_Given exercise_. Extract every line below that contains the word "name".

_Dataset_.

[start]

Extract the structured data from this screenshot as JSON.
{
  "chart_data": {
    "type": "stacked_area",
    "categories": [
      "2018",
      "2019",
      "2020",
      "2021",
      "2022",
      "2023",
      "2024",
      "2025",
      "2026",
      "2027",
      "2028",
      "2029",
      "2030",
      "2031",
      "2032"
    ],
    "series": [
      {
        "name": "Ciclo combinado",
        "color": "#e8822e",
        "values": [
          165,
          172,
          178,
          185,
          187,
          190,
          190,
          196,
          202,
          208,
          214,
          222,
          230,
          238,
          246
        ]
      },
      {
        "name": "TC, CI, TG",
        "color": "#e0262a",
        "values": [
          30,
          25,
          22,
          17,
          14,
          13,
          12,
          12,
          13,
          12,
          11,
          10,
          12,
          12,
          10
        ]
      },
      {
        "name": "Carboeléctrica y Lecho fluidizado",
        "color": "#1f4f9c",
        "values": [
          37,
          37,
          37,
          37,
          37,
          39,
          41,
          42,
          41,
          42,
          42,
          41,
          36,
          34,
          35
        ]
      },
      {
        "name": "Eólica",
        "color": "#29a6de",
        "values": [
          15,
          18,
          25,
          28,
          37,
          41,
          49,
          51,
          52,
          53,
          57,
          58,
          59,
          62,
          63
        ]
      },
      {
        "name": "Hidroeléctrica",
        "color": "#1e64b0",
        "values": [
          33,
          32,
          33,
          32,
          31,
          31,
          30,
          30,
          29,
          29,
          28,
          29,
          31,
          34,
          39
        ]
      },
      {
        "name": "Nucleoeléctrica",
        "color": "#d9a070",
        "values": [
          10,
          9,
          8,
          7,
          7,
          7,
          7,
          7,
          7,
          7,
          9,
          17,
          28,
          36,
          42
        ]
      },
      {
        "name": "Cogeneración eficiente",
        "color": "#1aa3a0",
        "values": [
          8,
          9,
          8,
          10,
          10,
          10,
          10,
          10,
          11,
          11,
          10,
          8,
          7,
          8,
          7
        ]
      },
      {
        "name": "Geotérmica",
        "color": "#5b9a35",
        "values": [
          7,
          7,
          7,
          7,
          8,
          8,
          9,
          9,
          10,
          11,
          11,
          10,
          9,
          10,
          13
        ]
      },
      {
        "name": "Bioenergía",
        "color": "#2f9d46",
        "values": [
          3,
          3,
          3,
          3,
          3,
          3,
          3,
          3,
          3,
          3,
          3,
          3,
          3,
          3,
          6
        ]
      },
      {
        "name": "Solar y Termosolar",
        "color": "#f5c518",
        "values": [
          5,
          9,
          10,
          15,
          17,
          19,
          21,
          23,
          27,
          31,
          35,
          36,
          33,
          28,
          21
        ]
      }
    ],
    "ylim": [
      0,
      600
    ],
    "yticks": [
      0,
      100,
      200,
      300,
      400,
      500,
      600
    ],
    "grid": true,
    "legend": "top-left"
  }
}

[end]

_The solution_.
        "name": "Ciclo combinado",
        "name": "TC, CI, TG",
        "name": "Carboeléctrica y Lecho fluidizado",
        "name": "Eólica",
        "name": "Hidroeléctrica",
        "name": "Nucleoeléctrica",
        "name": "Cogeneración eficiente",
        "name": "Geotérmica",
        "name": "Bioenergía",
        "name": "Solar y Termosolar",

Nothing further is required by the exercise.